What you should do: Scan the records and identify every line in which the string "ylabel" occurs, then return those lines.

::::

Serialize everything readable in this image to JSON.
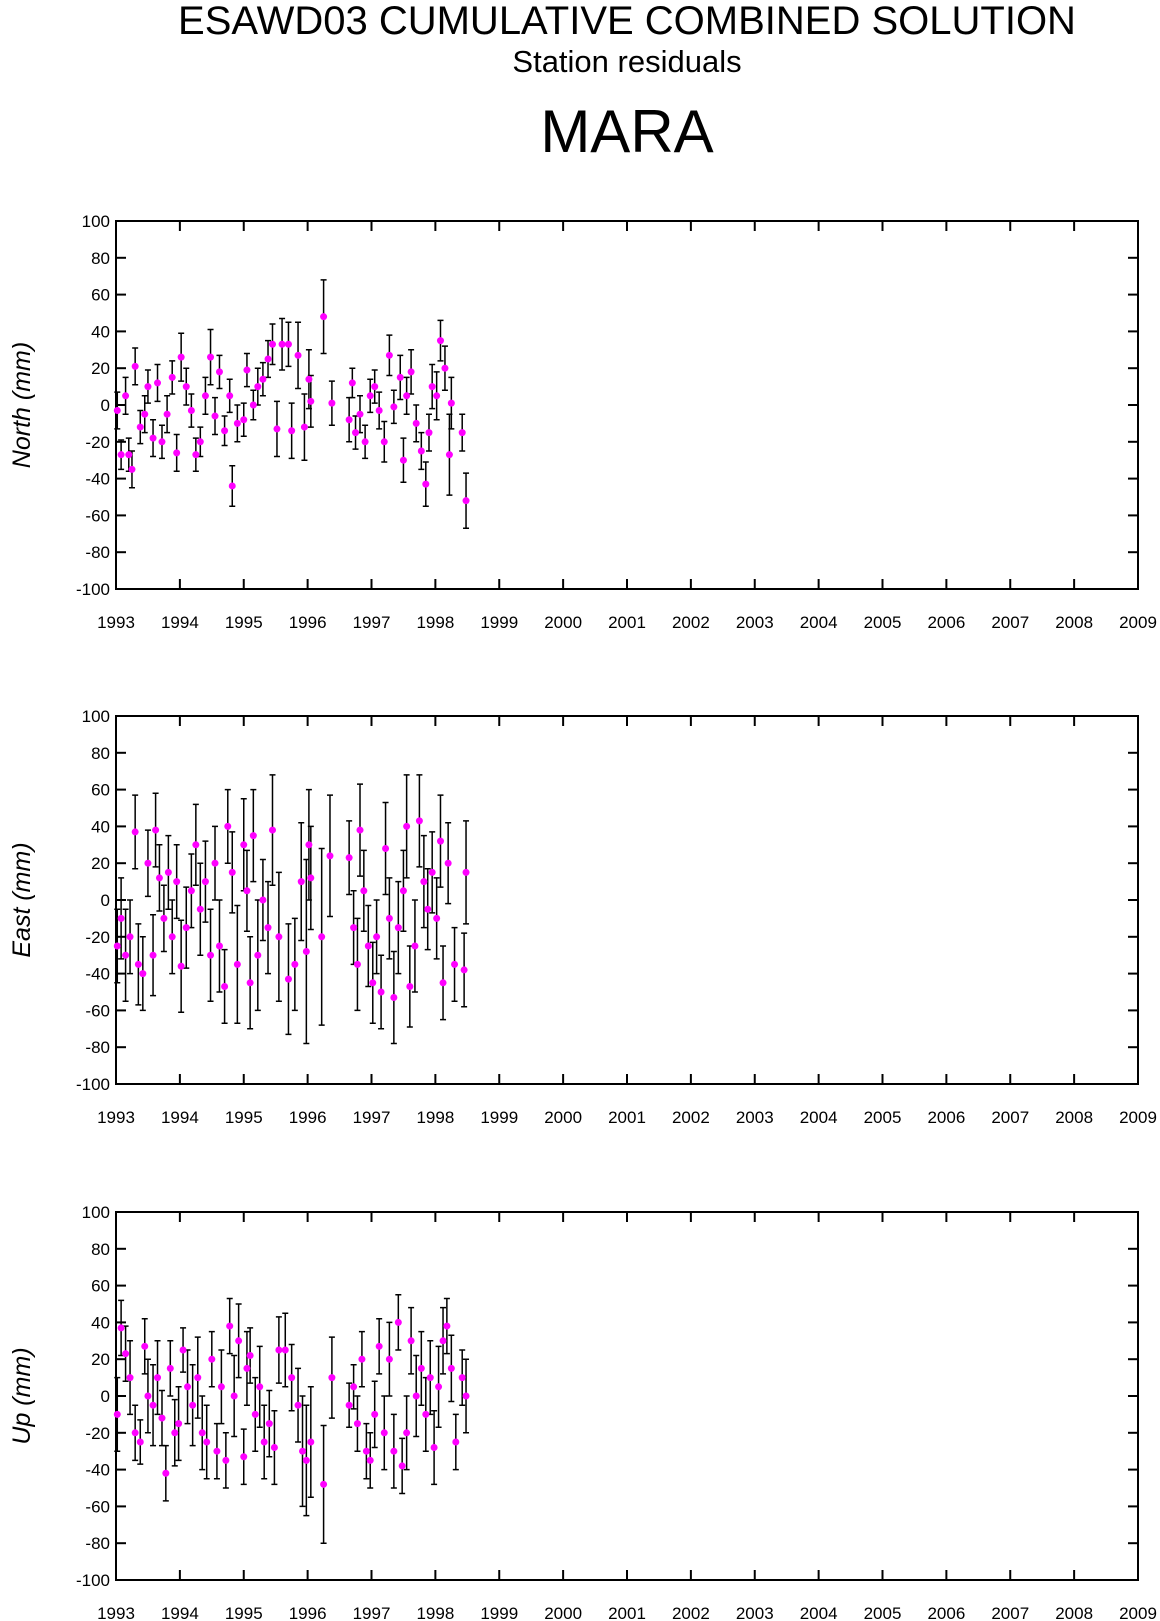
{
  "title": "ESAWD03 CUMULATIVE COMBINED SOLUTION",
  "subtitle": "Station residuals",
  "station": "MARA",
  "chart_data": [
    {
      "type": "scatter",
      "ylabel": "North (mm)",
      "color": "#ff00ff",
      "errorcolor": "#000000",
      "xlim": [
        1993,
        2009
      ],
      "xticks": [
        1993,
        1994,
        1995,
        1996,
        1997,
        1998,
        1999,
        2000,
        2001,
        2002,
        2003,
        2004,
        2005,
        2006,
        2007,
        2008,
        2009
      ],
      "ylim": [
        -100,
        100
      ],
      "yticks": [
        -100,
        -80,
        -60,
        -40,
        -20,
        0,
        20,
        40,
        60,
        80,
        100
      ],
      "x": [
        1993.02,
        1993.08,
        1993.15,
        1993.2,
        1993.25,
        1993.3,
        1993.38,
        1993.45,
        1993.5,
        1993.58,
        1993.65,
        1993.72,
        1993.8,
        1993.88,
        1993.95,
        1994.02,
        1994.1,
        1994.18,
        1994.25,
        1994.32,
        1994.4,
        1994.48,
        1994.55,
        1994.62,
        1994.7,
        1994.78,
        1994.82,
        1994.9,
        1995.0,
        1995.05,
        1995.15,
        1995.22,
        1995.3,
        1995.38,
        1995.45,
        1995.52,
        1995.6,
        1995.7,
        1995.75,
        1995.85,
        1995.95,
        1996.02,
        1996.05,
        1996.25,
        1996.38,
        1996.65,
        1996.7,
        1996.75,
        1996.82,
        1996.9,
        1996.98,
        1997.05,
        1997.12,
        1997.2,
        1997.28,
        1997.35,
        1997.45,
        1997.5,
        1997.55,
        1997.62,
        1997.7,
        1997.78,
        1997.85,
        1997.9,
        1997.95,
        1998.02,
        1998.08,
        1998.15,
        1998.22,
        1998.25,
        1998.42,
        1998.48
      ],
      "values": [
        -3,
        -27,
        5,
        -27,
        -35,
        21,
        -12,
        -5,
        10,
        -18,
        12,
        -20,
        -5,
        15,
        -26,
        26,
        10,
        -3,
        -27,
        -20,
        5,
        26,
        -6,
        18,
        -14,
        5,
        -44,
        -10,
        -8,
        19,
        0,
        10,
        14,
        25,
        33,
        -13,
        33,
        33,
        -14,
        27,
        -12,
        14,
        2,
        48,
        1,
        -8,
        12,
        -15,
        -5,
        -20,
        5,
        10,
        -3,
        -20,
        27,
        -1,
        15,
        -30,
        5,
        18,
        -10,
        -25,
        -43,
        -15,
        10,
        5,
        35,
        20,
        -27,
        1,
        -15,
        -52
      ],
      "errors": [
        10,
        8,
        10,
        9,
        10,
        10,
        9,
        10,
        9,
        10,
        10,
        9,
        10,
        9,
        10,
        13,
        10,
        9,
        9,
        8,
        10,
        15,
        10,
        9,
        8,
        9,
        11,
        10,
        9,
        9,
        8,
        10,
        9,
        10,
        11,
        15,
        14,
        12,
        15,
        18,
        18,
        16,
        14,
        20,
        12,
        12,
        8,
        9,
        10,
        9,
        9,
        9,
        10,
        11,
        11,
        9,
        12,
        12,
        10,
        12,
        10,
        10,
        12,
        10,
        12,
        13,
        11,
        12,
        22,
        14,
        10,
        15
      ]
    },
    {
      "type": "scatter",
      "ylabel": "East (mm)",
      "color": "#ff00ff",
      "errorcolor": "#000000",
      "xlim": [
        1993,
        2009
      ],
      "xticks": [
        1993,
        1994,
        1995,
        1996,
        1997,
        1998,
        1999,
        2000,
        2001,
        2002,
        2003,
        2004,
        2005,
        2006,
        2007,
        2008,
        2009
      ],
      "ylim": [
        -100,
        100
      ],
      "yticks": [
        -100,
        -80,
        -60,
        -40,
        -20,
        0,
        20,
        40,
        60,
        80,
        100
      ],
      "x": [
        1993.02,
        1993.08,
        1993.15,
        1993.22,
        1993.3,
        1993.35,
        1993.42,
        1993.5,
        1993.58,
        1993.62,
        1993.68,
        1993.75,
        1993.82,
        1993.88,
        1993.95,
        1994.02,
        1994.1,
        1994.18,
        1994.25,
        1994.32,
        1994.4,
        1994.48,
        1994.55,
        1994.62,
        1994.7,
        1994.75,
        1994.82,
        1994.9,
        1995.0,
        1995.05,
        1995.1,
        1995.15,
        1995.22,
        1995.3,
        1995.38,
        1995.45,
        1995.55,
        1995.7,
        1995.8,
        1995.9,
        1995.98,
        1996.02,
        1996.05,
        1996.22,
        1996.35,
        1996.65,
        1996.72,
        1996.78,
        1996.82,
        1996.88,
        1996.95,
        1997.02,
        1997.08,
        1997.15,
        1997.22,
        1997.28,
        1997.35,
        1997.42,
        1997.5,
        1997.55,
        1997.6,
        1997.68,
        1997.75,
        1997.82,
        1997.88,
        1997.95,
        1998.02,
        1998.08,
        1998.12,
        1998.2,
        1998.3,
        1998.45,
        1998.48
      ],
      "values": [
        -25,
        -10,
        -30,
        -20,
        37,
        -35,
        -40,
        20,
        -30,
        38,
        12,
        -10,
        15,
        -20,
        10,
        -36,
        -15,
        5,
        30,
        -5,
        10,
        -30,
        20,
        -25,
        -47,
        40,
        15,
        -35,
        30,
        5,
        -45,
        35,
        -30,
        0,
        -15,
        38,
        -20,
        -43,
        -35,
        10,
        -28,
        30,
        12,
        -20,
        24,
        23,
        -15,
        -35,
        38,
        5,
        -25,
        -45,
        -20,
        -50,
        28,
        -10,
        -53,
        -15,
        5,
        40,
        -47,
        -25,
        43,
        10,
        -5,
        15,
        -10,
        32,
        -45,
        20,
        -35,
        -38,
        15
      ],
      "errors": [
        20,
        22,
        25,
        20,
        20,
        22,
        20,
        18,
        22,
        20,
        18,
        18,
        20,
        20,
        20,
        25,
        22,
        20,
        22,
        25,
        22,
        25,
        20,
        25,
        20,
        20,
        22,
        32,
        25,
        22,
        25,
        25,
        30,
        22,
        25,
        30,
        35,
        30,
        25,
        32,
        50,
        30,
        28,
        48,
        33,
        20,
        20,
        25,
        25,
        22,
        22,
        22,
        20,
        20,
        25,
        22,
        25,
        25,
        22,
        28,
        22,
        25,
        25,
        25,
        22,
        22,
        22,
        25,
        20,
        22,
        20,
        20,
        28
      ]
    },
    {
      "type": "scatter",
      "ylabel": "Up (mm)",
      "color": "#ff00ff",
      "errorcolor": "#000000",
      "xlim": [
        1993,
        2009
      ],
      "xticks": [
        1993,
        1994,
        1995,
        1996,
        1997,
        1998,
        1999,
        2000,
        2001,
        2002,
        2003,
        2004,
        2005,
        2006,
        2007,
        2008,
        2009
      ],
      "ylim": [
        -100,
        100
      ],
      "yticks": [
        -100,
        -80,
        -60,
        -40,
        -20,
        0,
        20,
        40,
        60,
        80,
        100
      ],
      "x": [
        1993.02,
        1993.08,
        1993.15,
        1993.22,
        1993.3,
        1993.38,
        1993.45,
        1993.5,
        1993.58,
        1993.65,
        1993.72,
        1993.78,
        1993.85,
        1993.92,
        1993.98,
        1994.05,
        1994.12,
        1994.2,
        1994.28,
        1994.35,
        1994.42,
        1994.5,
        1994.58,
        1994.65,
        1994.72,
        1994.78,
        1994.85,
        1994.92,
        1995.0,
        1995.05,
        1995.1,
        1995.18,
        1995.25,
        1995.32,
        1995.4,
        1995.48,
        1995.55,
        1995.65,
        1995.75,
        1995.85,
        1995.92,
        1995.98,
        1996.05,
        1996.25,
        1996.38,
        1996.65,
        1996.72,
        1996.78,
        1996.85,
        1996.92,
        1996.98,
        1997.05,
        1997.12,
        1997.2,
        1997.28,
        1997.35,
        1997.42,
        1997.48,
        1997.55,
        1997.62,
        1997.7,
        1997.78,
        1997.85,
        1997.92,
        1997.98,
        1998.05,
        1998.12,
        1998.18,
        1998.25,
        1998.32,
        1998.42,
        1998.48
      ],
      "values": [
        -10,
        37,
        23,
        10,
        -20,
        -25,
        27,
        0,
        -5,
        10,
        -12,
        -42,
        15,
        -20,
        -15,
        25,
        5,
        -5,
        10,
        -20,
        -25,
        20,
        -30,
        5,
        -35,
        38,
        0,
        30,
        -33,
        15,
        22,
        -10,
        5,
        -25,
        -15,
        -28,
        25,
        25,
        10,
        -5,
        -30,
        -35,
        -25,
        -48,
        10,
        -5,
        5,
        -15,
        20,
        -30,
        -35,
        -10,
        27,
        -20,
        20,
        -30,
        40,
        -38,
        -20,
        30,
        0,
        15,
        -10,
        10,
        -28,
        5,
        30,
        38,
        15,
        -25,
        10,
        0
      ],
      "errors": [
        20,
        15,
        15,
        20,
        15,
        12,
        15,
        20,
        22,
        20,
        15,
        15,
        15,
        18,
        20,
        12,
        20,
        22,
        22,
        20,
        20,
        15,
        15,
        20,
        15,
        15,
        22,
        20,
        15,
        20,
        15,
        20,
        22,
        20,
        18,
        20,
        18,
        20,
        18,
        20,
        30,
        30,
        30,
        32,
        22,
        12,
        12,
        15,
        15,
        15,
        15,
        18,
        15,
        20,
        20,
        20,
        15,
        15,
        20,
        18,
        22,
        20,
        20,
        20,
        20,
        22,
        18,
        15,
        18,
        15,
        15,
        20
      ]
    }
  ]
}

::::

The completed task:
      "ylabel": "North (mm)",
      "ylabel": "East (mm)",
      "ylabel": "Up (mm)",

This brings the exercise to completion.